> **Excerpt provided**

The SensorMedics High-Frequency Oscillatory Ventilator is a patented high-frequency (>150 R_{f}) mechanical ventilator designed and manufactured by SensorMedics Corp. of Yorba Linda, California. After a series of acquisitions, Vyaire Medical, Inc. marketed the product as 3100A/B HFOV Ventilators. Model 3100 (later 3100A) received premarket approval from the United States Food and Drug Administration (FDA) in 1991 for treatment of all forms of respiratory failure in neonatal patients. In 1995, it received pre-market approved for Pediatric Application with no upper weight limit for treating selected patients failing on conventional ventilation.

==3100A==
The 3100A model is used for infants and children under 35 kilograms (<35 kg).

==3100B==
The 3100B model is used for all other people weighing more than 35 kilograms.

> **Task 1**
According to the ventilator text, in what year did Model 3100 receive premarket approval from the FDA?
> **Task 2**
Update part of the ventilator text: begin at the words "The SensorMedics High-Frequency" and stop after "on conventional ventilation.". In that part, swap "Yorba Linda" for "Irvine".
Rely only on the ventilator text, not on outside knowledge.

Source data:
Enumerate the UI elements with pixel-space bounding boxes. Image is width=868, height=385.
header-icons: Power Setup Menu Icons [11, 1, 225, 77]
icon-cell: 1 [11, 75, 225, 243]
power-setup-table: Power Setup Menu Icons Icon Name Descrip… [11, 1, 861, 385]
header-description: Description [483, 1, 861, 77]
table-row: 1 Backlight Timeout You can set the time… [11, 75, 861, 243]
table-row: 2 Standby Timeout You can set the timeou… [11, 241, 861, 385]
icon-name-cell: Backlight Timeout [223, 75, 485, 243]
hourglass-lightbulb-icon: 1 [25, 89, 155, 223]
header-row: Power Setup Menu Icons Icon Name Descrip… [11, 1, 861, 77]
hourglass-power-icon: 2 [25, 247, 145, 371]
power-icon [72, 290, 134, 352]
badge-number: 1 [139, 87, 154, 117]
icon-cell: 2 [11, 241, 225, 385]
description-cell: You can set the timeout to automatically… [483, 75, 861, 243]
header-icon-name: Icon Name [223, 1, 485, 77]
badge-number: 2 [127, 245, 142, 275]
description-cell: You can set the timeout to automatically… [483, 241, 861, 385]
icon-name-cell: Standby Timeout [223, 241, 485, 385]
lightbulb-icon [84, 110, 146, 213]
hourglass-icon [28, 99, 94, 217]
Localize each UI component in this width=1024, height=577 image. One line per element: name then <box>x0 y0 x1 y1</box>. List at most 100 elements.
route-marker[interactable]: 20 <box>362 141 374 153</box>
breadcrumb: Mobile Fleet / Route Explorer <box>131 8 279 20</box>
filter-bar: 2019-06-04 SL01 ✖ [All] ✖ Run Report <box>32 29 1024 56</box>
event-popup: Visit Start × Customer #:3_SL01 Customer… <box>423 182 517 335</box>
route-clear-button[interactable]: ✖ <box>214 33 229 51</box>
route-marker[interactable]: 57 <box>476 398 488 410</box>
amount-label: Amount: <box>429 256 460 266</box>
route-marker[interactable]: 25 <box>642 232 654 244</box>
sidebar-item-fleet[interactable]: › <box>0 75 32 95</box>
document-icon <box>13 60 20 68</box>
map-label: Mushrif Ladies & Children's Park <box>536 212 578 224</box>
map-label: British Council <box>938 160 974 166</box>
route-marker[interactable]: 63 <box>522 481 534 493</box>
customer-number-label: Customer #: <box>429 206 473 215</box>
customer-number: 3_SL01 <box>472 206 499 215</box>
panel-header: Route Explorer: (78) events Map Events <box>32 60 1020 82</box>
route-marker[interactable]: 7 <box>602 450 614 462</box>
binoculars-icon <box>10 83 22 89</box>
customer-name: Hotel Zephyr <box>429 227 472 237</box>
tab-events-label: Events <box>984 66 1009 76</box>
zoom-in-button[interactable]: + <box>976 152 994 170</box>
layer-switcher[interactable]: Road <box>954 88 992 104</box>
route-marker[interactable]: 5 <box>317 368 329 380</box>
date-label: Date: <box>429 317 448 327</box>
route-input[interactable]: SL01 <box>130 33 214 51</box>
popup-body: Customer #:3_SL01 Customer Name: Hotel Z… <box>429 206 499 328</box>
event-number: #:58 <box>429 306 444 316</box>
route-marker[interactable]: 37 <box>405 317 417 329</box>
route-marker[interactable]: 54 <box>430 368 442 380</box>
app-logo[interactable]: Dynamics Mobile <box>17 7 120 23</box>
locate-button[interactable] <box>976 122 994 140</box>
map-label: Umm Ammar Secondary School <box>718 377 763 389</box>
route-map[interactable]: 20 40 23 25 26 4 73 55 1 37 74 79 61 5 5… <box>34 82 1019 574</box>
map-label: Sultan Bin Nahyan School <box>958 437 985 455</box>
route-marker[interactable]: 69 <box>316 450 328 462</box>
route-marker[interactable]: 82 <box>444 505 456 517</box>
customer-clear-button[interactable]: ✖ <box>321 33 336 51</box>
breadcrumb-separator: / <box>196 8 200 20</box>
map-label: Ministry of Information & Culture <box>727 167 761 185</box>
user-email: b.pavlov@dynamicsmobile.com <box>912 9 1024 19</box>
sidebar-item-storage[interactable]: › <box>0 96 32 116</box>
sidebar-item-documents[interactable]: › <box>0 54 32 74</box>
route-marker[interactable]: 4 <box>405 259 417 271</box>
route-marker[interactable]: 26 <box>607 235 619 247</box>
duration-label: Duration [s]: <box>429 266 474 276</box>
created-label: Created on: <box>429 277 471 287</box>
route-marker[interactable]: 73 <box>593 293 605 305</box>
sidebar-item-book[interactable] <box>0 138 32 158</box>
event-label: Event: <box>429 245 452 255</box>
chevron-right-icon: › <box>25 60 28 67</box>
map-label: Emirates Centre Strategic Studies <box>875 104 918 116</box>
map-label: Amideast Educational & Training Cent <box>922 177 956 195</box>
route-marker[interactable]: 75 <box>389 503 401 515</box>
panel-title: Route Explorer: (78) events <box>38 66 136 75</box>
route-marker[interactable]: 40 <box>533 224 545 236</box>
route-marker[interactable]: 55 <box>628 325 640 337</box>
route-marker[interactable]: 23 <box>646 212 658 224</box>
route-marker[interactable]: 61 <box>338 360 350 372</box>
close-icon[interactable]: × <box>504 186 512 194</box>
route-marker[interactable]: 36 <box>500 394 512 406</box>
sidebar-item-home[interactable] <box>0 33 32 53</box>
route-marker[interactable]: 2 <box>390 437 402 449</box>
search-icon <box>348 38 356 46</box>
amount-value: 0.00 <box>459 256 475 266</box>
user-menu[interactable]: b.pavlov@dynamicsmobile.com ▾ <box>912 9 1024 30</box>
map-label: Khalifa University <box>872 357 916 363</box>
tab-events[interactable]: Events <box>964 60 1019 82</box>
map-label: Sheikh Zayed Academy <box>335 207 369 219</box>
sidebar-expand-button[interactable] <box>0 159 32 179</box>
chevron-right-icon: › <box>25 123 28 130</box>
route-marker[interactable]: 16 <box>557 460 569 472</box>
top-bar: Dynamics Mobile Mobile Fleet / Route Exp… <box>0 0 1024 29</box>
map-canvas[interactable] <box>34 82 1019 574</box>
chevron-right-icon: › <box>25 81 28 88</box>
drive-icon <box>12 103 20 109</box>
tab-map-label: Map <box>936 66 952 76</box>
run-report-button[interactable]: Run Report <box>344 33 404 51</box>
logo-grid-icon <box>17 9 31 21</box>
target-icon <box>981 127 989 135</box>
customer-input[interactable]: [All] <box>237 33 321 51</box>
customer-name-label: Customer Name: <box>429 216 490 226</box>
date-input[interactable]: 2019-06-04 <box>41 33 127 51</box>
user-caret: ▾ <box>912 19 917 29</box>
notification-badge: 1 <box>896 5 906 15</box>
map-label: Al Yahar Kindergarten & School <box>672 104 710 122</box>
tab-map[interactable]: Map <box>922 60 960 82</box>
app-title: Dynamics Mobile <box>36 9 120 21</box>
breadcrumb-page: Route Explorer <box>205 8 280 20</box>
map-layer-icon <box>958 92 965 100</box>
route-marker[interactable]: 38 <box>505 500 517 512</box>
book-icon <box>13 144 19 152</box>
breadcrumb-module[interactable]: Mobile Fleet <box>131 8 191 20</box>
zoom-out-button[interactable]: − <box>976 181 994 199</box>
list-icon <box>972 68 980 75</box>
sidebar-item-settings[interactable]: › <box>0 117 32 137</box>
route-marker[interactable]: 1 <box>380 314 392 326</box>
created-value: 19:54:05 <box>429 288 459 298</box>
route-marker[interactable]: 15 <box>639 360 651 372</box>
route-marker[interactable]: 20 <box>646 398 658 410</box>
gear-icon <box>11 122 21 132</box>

> **Task output 1**
1991

> **Task output 2**
The SensorMedics High-Frequency Oscillatory Ventilator is a patented high-frequency (>150 R_{f}) mechanical ventilator designed and manufactured by SensorMedics Corp. of Irvine, California. After a series of acquisitions, Vyaire Medical, Inc. marketed the product as 3100A/B HFOV Ventilators. Model 3100 (later 3100A) received premarket approval from the United States Food and Drug Administration (FDA) in 1991 for treatment of all forms of respiratory failure in neonatal patients. In 1995, it received pre-market approved for Pediatric Application with no upper weight limit for treating selected patients failing on conventional ventilation.